**What this task involves:** Copy out the lines below, swapping each "iPhone" for "iPad" and changing nothing else. Leave out the pictures.

**Provided material:**
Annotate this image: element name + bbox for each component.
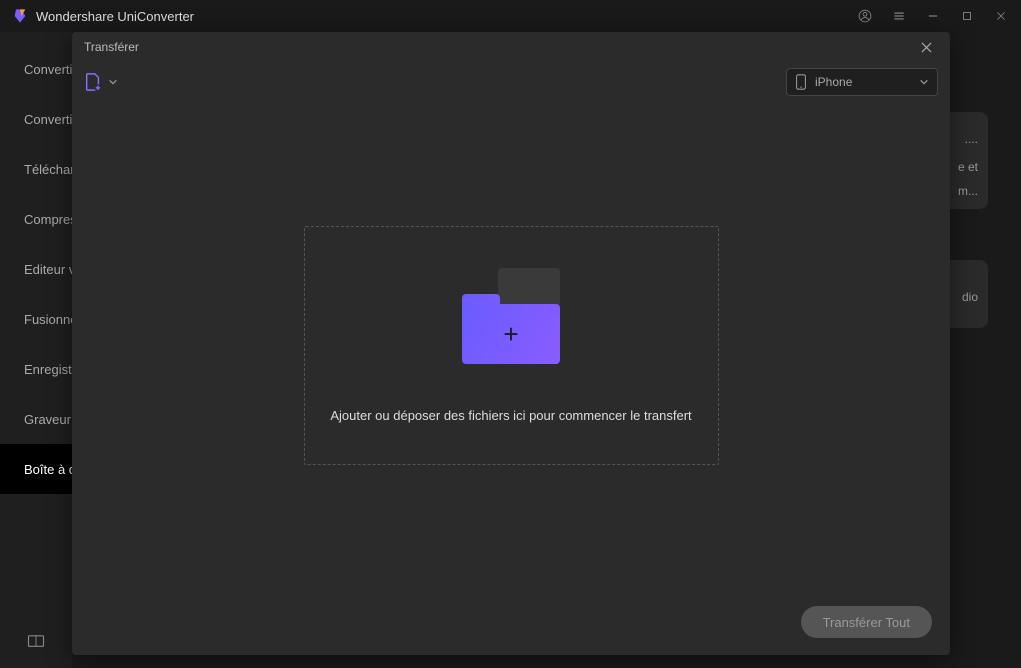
sidebar-item-dvd-burner[interactable]: Graveur de DVD — [0, 394, 72, 444]
sidebar-item-label: Compresseur — [24, 212, 72, 227]
add-files-menu[interactable] — [84, 72, 118, 92]
transfer-all-button[interactable]: Transférer Tout — [801, 606, 932, 638]
app-title: Wondershare UniConverter — [36, 9, 853, 24]
phone-icon — [795, 74, 807, 90]
add-folder-icon: + — [462, 268, 560, 364]
sidebar-item-label: Fusionner — [24, 312, 72, 327]
sidebar-item-toolbox[interactable]: Boîte à outils — [0, 444, 72, 494]
dialog-title: Transférer — [84, 40, 139, 54]
sidebar-item-screen-recorder[interactable]: Enregistreur d'écran — [0, 344, 72, 394]
dialog-body: + Ajouter ou déposer des fichiers ici po… — [72, 102, 950, 589]
transfer-dialog: Transférer iPhone — [72, 32, 950, 655]
device-select[interactable]: iPhone — [786, 68, 938, 96]
chevron-down-icon — [108, 77, 118, 87]
sidebar-item-audio-converter[interactable]: Convertisseur audio — [0, 94, 72, 144]
app-logo-icon — [12, 8, 28, 24]
sidebar-item-downloader[interactable]: Téléchargeur — [0, 144, 72, 194]
title-bar: Wondershare UniConverter — [0, 0, 1021, 32]
sidebar: Convertisseur vidéo Convertisseur audio … — [0, 32, 72, 668]
sidebar-item-video-editor[interactable]: Editeur vidéo — [0, 244, 72, 294]
dropzone[interactable]: + Ajouter ou déposer des fichiers ici po… — [304, 226, 719, 465]
sidebar-item-merge[interactable]: Fusionner — [0, 294, 72, 344]
add-file-icon — [84, 72, 102, 92]
minimize-icon[interactable] — [921, 4, 945, 28]
sidebar-item-label: Convertisseur audio — [24, 112, 72, 127]
sidebar-item-video-converter[interactable]: Convertisseur vidéo — [0, 44, 72, 94]
maximize-icon[interactable] — [955, 4, 979, 28]
dialog-header: Transférer — [72, 32, 950, 62]
device-select-label: iPhone — [815, 75, 911, 89]
sidebar-item-compressor[interactable]: Compresseur — [0, 194, 72, 244]
dialog-toolbar: iPhone — [72, 62, 950, 102]
tutorial-icon[interactable] — [0, 634, 72, 648]
chevron-down-icon — [919, 77, 929, 87]
sidebar-item-label: Enregistreur d'écran — [24, 362, 72, 377]
sidebar-item-label: Graveur de DVD — [24, 412, 72, 427]
close-window-icon[interactable] — [989, 4, 1013, 28]
sidebar-item-label: Téléchargeur — [24, 162, 72, 177]
sidebar-item-label: Convertisseur vidéo — [24, 62, 72, 77]
close-icon[interactable] — [914, 35, 938, 59]
account-icon[interactable] — [853, 4, 877, 28]
sidebar-item-label: Boîte à outils — [24, 462, 72, 477]
menu-icon[interactable] — [887, 4, 911, 28]
sidebar-item-label: Editeur vidéo — [24, 262, 72, 277]
dropzone-text: Ajouter ou déposer des fichiers ici pour… — [330, 408, 691, 423]
dialog-footer: Transférer Tout — [72, 589, 950, 655]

**Exercise response:**
Annotate this image: element name + bbox for each component.
sidebar-item-dvd-burner[interactable]: Graveur de DVD — [0, 394, 72, 444]
sidebar-item-label: Compresseur — [24, 212, 72, 227]
add-files-menu[interactable] — [84, 72, 118, 92]
transfer-all-button[interactable]: Transférer Tout — [801, 606, 932, 638]
app-title: Wondershare UniConverter — [36, 9, 853, 24]
phone-icon — [795, 74, 807, 90]
add-folder-icon: + — [462, 268, 560, 364]
sidebar-item-label: Fusionner — [24, 312, 72, 327]
sidebar-item-toolbox[interactable]: Boîte à outils — [0, 444, 72, 494]
dialog-title: Transférer — [84, 40, 139, 54]
sidebar-item-screen-recorder[interactable]: Enregistreur d'écran — [0, 344, 72, 394]
dialog-body: + Ajouter ou déposer des fichiers ici po… — [72, 102, 950, 589]
transfer-dialog: Transférer iPad — [72, 32, 950, 655]
device-select[interactable]: iPad — [786, 68, 938, 96]
chevron-down-icon — [108, 77, 118, 87]
sidebar-item-audio-converter[interactable]: Convertisseur audio — [0, 94, 72, 144]
app-logo-icon — [12, 8, 28, 24]
sidebar-item-downloader[interactable]: Téléchargeur — [0, 144, 72, 194]
title-bar: Wondershare UniConverter — [0, 0, 1021, 32]
sidebar: Convertisseur vidéo Convertisseur audio … — [0, 32, 72, 668]
sidebar-item-video-editor[interactable]: Editeur vidéo — [0, 244, 72, 294]
dropzone[interactable]: + Ajouter ou déposer des fichiers ici po… — [304, 226, 719, 465]
sidebar-item-merge[interactable]: Fusionner — [0, 294, 72, 344]
add-file-icon — [84, 72, 102, 92]
minimize-icon[interactable] — [921, 4, 945, 28]
sidebar-item-label: Convertisseur audio — [24, 112, 72, 127]
sidebar-item-video-converter[interactable]: Convertisseur vidéo — [0, 44, 72, 94]
maximize-icon[interactable] — [955, 4, 979, 28]
dialog-header: Transférer — [72, 32, 950, 62]
device-select-label: iPad — [815, 75, 911, 89]
sidebar-item-compressor[interactable]: Compresseur — [0, 194, 72, 244]
dialog-toolbar: iPad — [72, 62, 950, 102]
tutorial-icon[interactable] — [0, 634, 72, 648]
chevron-down-icon — [919, 77, 929, 87]
sidebar-item-label: Enregistreur d'écran — [24, 362, 72, 377]
sidebar-item-label: Graveur de DVD — [24, 412, 72, 427]
close-window-icon[interactable] — [989, 4, 1013, 28]
sidebar-item-label: Téléchargeur — [24, 162, 72, 177]
sidebar-item-label: Convertisseur vidéo — [24, 62, 72, 77]
close-icon[interactable] — [914, 35, 938, 59]
account-icon[interactable] — [853, 4, 877, 28]
sidebar-item-label: Boîte à outils — [24, 462, 72, 477]
menu-icon[interactable] — [887, 4, 911, 28]
sidebar-item-label: Editeur vidéo — [24, 262, 72, 277]
dropzone-text: Ajouter ou déposer des fichiers ici pour… — [330, 408, 691, 423]
dialog-footer: Transférer Tout — [72, 589, 950, 655]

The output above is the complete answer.